Entries from a dataset:
>> START

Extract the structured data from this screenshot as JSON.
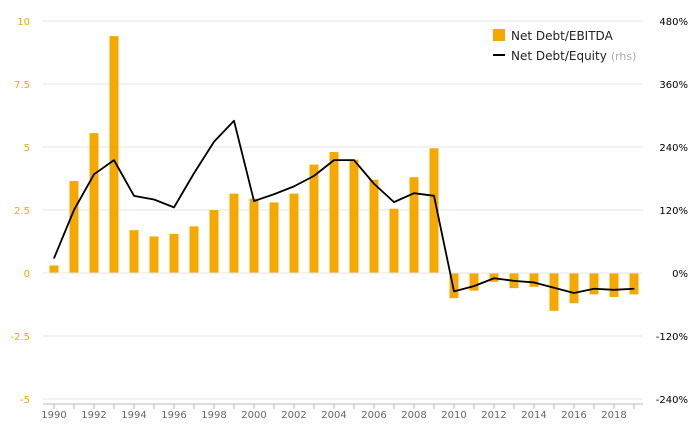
{
  "chart_data": {
    "type": "bar",
    "x": [
      1990,
      1991,
      1992,
      1993,
      1994,
      1995,
      1996,
      1997,
      1998,
      1999,
      2000,
      2001,
      2002,
      2003,
      2004,
      2005,
      2006,
      2007,
      2008,
      2009,
      2010,
      2011,
      2012,
      2013,
      2014,
      2015,
      2016,
      2017,
      2018,
      2019
    ],
    "x_tick_labels": [
      "1990",
      "1992",
      "1994",
      "1996",
      "1998",
      "2000",
      "2002",
      "2004",
      "2006",
      "2008",
      "2010",
      "2012",
      "2014",
      "2016",
      "2018"
    ],
    "series": [
      {
        "name": "Net Debt/EBITDA",
        "type": "bar",
        "axis": "left",
        "color": "#f5a800",
        "values": [
          0.3,
          3.65,
          5.55,
          9.4,
          1.7,
          1.45,
          1.55,
          1.85,
          2.5,
          3.15,
          2.95,
          2.8,
          3.15,
          4.3,
          4.8,
          4.5,
          3.7,
          2.55,
          3.8,
          4.95,
          -1.0,
          -0.7,
          -0.35,
          -0.6,
          -0.55,
          -1.5,
          -1.2,
          -0.85,
          -0.95,
          -0.85
        ]
      },
      {
        "name": "Net Debt/Equity",
        "name_suffix": "(rhs)",
        "type": "line",
        "axis": "right",
        "color": "#000000",
        "values": [
          28,
          120,
          188,
          215,
          147,
          140,
          125,
          190,
          250,
          290,
          137,
          150,
          165,
          185,
          215,
          215,
          170,
          135,
          152,
          147,
          -35,
          -25,
          -10,
          -15,
          -18,
          -28,
          -38,
          -30,
          -32,
          -30
        ]
      }
    ],
    "y_left": {
      "min": -5,
      "max": 10,
      "ticks": [
        "-5",
        "-2.5",
        "0",
        "2.5",
        "5",
        "7.5",
        "10"
      ]
    },
    "y_right": {
      "min": -240,
      "max": 480,
      "ticks": [
        "-240%",
        "-120%",
        "0%",
        "120%",
        "240%",
        "360%",
        "480%"
      ]
    },
    "grid": "horizontal",
    "legend_position": "top-right",
    "colors": {
      "bar": "#f5a800",
      "line": "#000000",
      "grid": "#e5e5e5",
      "axis": "#bbbbbb"
    }
  }
}
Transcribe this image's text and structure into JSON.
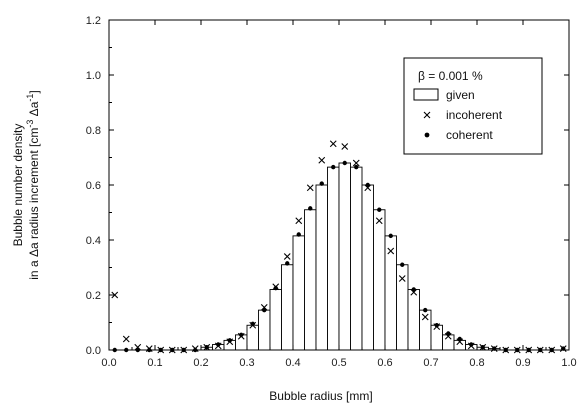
{
  "chart_data": {
    "type": "bar",
    "xlabel": "Bubble radius  [mm]",
    "ylabel_line1": "Bubble number density",
    "ylabel_line2": "in a Δa radius increment  [cm",
    "ylabel_sup1": "-3",
    "ylabel_mid": " Δa",
    "ylabel_sup2": "-1",
    "ylabel_end": "]",
    "xlim": [
      0.0,
      1.0
    ],
    "ylim": [
      0.0,
      1.2
    ],
    "xticks": [
      "0.0",
      "0.1",
      "0.2",
      "0.3",
      "0.4",
      "0.5",
      "0.6",
      "0.7",
      "0.8",
      "0.9",
      "1.0"
    ],
    "xtick_values": [
      0.0,
      0.1,
      0.2,
      0.3,
      0.4,
      0.5,
      0.6,
      0.7,
      0.8,
      0.9,
      1.0
    ],
    "yticks": [
      "0.0",
      "0.2",
      "0.4",
      "0.6",
      "0.8",
      "1.0",
      "1.2"
    ],
    "ytick_values": [
      0.0,
      0.2,
      0.4,
      0.6,
      0.8,
      1.0,
      1.2
    ],
    "bar_width": 0.025,
    "legend": {
      "title": "β = 0.001 %",
      "position": "top-right",
      "entries": [
        {
          "label": "given",
          "marker": "box"
        },
        {
          "label": "incoherent",
          "marker": "cross"
        },
        {
          "label": "coherent",
          "marker": "dot"
        }
      ]
    },
    "series": [
      {
        "name": "given",
        "x": [
          0.0125,
          0.0375,
          0.0625,
          0.0875,
          0.1125,
          0.1375,
          0.1625,
          0.1875,
          0.2125,
          0.2375,
          0.2625,
          0.2875,
          0.3125,
          0.3375,
          0.3625,
          0.3875,
          0.4125,
          0.4375,
          0.4625,
          0.4875,
          0.5125,
          0.5375,
          0.5625,
          0.5875,
          0.6125,
          0.6375,
          0.6625,
          0.6875,
          0.7125,
          0.7375,
          0.7625,
          0.7875,
          0.8125,
          0.8375,
          0.8625,
          0.8875,
          0.9125,
          0.9375,
          0.9625,
          0.9875
        ],
        "values": [
          0.0,
          0.0,
          0.0,
          0.0,
          0.0,
          0.0,
          0.0,
          0.0,
          0.01,
          0.02,
          0.035,
          0.055,
          0.09,
          0.145,
          0.22,
          0.31,
          0.415,
          0.51,
          0.6,
          0.665,
          0.68,
          0.665,
          0.6,
          0.51,
          0.415,
          0.31,
          0.22,
          0.145,
          0.09,
          0.055,
          0.035,
          0.02,
          0.01,
          0.005,
          0.0,
          0.0,
          0.0,
          0.0,
          0.0,
          0.0
        ]
      },
      {
        "name": "incoherent",
        "x": [
          0.0125,
          0.0375,
          0.0625,
          0.0875,
          0.1125,
          0.1375,
          0.1625,
          0.1875,
          0.2125,
          0.2375,
          0.2625,
          0.2875,
          0.3125,
          0.3375,
          0.3625,
          0.3875,
          0.4125,
          0.4375,
          0.4625,
          0.4875,
          0.5125,
          0.5375,
          0.5625,
          0.5875,
          0.6125,
          0.6375,
          0.6625,
          0.6875,
          0.7125,
          0.7375,
          0.7625,
          0.7875,
          0.8125,
          0.8375,
          0.8625,
          0.8875,
          0.9125,
          0.9375,
          0.9625,
          0.9875
        ],
        "values": [
          0.2,
          0.04,
          0.01,
          0.005,
          0.0,
          0.0,
          0.0,
          0.005,
          0.01,
          0.015,
          0.03,
          0.05,
          0.09,
          0.155,
          0.23,
          0.34,
          0.47,
          0.59,
          0.69,
          0.75,
          0.74,
          0.68,
          0.59,
          0.47,
          0.36,
          0.26,
          0.21,
          0.12,
          0.085,
          0.05,
          0.03,
          0.015,
          0.01,
          0.005,
          0.0,
          0.0,
          0.0,
          0.0,
          0.0,
          0.005
        ]
      },
      {
        "name": "coherent",
        "x": [
          0.0125,
          0.0375,
          0.0625,
          0.0875,
          0.1125,
          0.1375,
          0.1625,
          0.1875,
          0.2125,
          0.2375,
          0.2625,
          0.2875,
          0.3125,
          0.3375,
          0.3625,
          0.3875,
          0.4125,
          0.4375,
          0.4625,
          0.4875,
          0.5125,
          0.5375,
          0.5625,
          0.5875,
          0.6125,
          0.6375,
          0.6625,
          0.6875,
          0.7125,
          0.7375,
          0.7625,
          0.7875,
          0.8125,
          0.8375,
          0.8625,
          0.8875,
          0.9125,
          0.9375,
          0.9625,
          0.9875
        ],
        "values": [
          0.0,
          0.0,
          0.0,
          0.0,
          0.0,
          0.0,
          0.0,
          0.0,
          0.01,
          0.02,
          0.035,
          0.055,
          0.095,
          0.145,
          0.225,
          0.315,
          0.42,
          0.515,
          0.605,
          0.665,
          0.68,
          0.665,
          0.6,
          0.51,
          0.415,
          0.31,
          0.22,
          0.145,
          0.09,
          0.06,
          0.04,
          0.02,
          0.01,
          0.005,
          0.0,
          0.0,
          0.0,
          0.0,
          0.0,
          0.005
        ]
      }
    ]
  }
}
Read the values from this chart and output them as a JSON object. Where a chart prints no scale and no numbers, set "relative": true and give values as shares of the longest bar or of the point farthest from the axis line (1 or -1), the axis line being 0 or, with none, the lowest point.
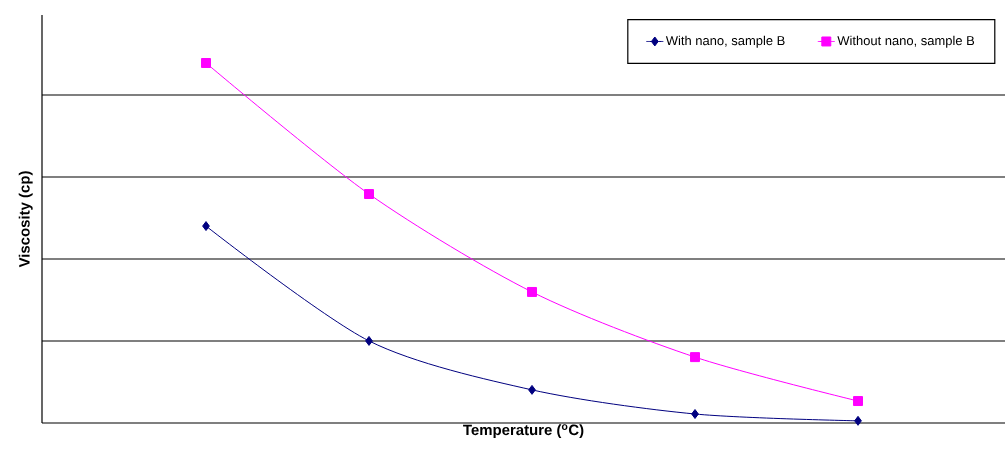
{
  "chart_data": {
    "type": "line",
    "relative": true,
    "xlabel": "Temperature ($^{o}$C)",
    "ylabel": "Viscosity (cp)",
    "categories": [
      null,
      null,
      null,
      null,
      null
    ],
    "grid": "y",
    "legend": "top right",
    "line_style": "solid",
    "series": [
      {
        "name": "With nano, sample B",
        "color": "#000080",
        "marker": "diamond",
        "values": [
          0.547,
          0.228,
          0.092,
          0.025,
          0.006
        ]
      },
      {
        "name": "Without nano, sample B",
        "color": "#ff00ff",
        "marker": "square",
        "values": [
          1,
          0.636,
          0.364,
          0.183,
          0.061
        ]
      }
    ]
  }
}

>> END

TASK DESCRIPTION – Tally up the lines in the records that contain the word "JSON" and give only the total.

FINAL RESULT – 3